'''
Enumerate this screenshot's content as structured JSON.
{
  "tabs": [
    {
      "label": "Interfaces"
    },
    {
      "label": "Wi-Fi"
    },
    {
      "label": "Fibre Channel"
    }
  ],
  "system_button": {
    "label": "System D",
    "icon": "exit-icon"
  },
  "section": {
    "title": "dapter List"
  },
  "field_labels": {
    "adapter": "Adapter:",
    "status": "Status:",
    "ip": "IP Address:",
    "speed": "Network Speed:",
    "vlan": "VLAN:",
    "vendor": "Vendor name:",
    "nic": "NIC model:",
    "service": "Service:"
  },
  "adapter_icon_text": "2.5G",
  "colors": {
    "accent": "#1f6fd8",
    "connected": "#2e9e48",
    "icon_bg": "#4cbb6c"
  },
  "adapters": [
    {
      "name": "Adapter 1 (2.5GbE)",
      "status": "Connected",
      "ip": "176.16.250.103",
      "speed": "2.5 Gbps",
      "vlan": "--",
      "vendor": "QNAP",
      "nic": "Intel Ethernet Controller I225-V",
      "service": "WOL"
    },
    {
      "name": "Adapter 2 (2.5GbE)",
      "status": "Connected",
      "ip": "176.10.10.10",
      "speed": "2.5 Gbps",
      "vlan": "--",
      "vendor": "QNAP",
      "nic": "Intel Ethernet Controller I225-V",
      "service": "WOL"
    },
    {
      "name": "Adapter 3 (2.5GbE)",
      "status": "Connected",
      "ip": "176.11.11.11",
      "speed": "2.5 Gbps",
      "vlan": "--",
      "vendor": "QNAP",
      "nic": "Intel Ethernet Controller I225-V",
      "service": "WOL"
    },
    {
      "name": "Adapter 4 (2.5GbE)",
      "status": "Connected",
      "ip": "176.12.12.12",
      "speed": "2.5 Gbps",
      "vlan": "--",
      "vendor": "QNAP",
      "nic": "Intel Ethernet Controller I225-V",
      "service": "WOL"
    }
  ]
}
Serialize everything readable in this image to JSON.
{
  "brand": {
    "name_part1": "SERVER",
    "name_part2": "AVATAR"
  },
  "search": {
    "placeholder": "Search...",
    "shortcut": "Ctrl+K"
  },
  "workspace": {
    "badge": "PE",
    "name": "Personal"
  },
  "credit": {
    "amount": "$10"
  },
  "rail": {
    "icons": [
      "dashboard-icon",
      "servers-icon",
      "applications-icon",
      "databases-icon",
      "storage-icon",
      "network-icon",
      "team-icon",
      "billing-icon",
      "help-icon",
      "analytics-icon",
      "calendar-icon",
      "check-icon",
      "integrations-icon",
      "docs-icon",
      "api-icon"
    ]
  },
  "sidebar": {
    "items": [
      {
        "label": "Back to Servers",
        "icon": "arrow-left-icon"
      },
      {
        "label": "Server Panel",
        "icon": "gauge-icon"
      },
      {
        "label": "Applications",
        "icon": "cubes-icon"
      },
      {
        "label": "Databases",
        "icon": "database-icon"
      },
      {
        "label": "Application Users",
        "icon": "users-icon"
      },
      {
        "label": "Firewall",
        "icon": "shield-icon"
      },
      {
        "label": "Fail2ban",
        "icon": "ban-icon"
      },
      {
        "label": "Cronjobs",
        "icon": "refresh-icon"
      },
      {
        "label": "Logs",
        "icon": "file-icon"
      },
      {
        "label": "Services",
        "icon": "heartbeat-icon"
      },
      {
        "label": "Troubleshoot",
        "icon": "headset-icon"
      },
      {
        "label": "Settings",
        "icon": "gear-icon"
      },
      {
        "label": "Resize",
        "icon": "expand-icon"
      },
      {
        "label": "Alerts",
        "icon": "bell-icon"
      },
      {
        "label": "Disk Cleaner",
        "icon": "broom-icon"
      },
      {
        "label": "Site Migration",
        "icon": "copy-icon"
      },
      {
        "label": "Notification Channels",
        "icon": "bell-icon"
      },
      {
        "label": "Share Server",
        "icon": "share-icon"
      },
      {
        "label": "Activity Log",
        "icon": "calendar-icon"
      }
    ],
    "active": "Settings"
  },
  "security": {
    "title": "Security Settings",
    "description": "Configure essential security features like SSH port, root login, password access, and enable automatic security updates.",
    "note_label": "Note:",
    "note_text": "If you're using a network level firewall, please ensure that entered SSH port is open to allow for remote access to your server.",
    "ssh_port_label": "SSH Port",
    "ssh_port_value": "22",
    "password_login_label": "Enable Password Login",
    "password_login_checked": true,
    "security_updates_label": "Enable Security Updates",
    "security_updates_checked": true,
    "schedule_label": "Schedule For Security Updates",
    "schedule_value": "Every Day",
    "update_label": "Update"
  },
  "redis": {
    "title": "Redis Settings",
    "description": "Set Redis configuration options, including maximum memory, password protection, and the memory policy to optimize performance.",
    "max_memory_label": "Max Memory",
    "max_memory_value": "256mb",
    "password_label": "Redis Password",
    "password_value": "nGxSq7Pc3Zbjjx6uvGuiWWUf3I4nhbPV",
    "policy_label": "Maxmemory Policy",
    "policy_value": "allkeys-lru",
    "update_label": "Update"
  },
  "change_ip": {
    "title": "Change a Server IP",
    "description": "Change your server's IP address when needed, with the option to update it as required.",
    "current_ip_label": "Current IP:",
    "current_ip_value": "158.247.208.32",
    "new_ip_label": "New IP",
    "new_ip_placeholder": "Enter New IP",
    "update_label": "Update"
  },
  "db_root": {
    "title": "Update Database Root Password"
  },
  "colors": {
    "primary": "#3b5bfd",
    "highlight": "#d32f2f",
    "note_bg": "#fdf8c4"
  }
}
'''
'''
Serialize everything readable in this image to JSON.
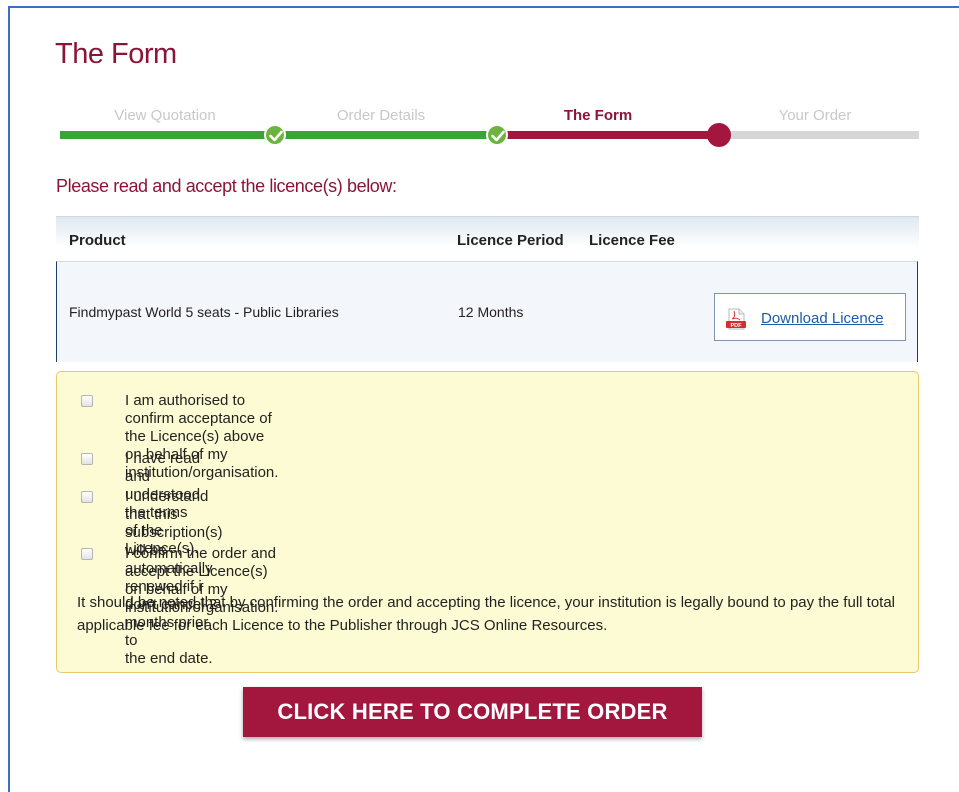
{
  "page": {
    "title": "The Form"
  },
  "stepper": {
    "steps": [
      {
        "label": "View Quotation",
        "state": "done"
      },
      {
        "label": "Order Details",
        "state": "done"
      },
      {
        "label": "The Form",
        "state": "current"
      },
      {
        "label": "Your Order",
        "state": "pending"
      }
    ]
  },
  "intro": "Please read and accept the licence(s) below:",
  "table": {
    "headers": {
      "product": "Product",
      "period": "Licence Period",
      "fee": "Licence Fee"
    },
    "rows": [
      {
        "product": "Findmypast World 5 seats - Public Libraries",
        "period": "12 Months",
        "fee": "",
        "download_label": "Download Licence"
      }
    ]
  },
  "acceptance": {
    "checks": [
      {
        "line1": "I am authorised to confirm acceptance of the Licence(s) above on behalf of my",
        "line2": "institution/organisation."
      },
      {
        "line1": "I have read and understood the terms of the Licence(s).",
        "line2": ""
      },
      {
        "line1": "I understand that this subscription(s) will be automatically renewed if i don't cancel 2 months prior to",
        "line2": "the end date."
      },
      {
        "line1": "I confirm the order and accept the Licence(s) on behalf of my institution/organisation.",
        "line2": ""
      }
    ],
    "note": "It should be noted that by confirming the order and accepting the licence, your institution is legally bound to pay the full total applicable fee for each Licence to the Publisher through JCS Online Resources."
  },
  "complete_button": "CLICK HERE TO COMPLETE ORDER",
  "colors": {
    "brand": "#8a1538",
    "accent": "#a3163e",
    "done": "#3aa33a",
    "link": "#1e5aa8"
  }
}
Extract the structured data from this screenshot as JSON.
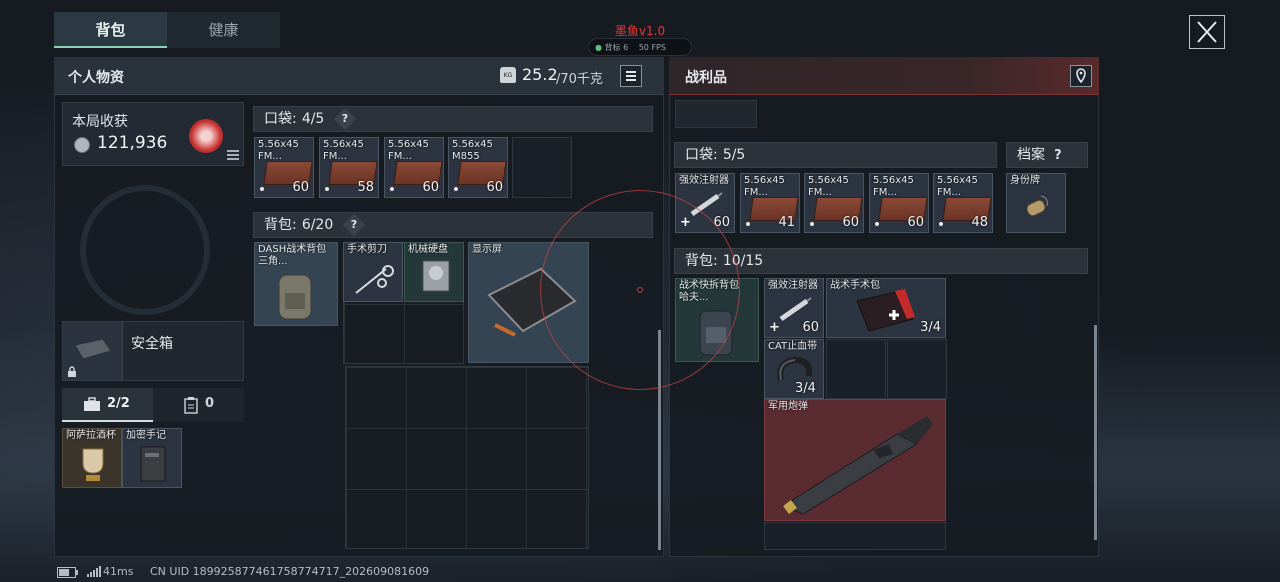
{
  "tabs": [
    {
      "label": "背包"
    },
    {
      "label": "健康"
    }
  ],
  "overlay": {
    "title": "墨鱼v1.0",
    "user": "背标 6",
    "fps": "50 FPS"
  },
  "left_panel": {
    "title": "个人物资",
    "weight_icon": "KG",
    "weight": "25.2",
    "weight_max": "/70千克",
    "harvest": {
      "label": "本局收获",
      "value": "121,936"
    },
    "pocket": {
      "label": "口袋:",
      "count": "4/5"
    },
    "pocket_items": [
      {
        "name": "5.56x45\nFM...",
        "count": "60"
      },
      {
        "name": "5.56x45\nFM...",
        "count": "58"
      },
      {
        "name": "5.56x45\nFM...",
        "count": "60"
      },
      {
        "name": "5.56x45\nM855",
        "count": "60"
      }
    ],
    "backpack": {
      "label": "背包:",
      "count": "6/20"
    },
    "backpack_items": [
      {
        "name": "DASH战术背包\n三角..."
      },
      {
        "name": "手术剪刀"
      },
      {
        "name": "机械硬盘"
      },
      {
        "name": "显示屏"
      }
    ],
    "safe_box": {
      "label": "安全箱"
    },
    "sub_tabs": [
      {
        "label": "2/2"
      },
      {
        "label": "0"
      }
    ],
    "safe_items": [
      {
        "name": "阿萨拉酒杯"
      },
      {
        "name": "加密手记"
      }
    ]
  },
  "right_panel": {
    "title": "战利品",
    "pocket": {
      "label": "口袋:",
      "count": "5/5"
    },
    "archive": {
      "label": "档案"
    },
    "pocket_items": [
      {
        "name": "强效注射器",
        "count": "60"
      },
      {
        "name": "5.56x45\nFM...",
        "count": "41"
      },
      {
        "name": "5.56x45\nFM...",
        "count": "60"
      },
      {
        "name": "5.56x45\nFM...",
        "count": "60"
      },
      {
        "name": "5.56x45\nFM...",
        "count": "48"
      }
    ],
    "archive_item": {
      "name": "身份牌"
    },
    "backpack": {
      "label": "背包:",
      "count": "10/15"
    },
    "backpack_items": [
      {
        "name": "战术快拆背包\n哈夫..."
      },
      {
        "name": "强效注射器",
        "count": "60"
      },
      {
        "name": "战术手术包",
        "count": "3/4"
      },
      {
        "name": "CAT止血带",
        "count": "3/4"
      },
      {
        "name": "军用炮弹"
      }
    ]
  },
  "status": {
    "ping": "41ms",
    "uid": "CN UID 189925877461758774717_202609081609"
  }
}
'''
**The request:**
Reproduce each line of the entries in which the word "behalf" is found.

**Solution to the problem:**
        "line1": "I am authorised to confirm acceptance of the Licence(s) above on behalf of my",
        "line1": "I confirm the order and accept the Licence(s) on behalf of my institution/organisation.",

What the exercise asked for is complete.